* Short task
Go through the entries below and write each one out exactly.

* Supplied data
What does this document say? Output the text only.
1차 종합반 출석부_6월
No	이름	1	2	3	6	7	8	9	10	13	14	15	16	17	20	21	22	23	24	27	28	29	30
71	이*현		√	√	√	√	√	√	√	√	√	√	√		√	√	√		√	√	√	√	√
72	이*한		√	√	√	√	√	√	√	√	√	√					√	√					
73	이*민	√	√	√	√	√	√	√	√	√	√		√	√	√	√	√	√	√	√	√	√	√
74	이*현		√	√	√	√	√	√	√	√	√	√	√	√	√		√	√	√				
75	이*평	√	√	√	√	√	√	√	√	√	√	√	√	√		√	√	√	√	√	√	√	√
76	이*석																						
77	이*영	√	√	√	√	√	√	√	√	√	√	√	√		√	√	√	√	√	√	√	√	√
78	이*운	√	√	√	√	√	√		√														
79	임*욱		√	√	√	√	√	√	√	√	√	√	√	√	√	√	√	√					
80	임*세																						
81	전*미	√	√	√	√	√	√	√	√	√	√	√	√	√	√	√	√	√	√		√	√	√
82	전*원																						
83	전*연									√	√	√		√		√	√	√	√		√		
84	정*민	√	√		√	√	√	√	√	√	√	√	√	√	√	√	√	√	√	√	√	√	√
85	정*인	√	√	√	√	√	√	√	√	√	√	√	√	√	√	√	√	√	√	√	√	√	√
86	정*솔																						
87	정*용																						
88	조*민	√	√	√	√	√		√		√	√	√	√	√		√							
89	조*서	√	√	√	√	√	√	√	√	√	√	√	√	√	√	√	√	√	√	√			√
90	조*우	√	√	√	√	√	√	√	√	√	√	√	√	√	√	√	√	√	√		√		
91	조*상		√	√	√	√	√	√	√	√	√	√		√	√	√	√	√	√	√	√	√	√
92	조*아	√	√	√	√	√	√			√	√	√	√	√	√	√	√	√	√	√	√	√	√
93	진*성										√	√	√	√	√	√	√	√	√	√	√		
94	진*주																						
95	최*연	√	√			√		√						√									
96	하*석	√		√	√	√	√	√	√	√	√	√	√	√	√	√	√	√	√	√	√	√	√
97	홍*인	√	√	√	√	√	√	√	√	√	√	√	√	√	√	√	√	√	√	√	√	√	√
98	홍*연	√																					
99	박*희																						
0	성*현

* Answer in full
What does this document say? Output the text only.
1차 종합반 출석부_6월
No	이름	1	2	3	6	7	8	9	10	13	14	15	16	17	20	21	22	23	24	27	28	29	30
71	이*현		√	√	√	√	√	√	√	√	√	√	√		√	√	√		√	√	√	√	√
72	이*한		√	√	√	√	√	√	√	√	√	√					√	√					
73	이*민	√	√	√	√	√	√	√	√	√	√		√	√	√	√	√	√	√	√	√	√	√
74	이*현		√	√	√	√	√	√	√	√	√	√	√	√	√		√	√	√				
75	이*평	√	√	√	√	√	√	√	√	√	√	√	√	√		√	√	√	√	√	√	√	√
76	이*석																						
77	이*영	√	√	√	√	√	√	√	√	√	√	√	√		√	√	√	√	√	√	√	√	√
78	이*운	√	√	√	√	√	√		√														
79	임*욱		√	√	√	√	√	√	√	√	√	√	√	√	√	√	√	√					
80	임*세																						
81	전*미	√	√	√	√	√	√	√	√	√	√	√	√	√	√	√	√	√	√		√	√	√
82	전*원																						
83	전*연									√	√	√		√		√	√	√	√		√		
84	정*민	√	√		√	√	√	√	√	√	√	√	√	√	√	√	√	√	√	√	√	√	√
85	정*인	√	√	√	√	√	√	√	√	√	√	√	√	√	√	√	√	√	√	√	√	√	√
86	정*솔																						
87	정*용																						
88	조*민	√	√	√	√	√		√		√	√	√	√	√		√							
89	조*서	√	√	√	√	√	√	√	√	√	√	√	√	√	√	√	√	√	√	√			√
90	조*우	√	√	√	√	√	√	√	√	√	√	√	√	√	√	√	√	√	√		√		
91	조*상		√	√	√	√	√	√	√	√	√	√		√	√	√	√	√	√	√	√	√	√
92	조*아	√	√	√	√	√	√			√	√	√	√	√	√	√	√	√	√	√	√	√	√
93	진*성										√	√	√	√	√	√	√	√	√	√	√		
94	진*주																						
95	최*연	√	√			√		√						√									
96	하*석	√		√	√	√	√	√	√	√	√	√	√	√	√	√	√	√	√	√	√	√	√
97	홍*인	√	√	√	√	√	√	√	√	√	√	√	√	√	√	√	√	√	√	√	√	√	√
98	홍*연	√																					
99	박*희																						
0	성*현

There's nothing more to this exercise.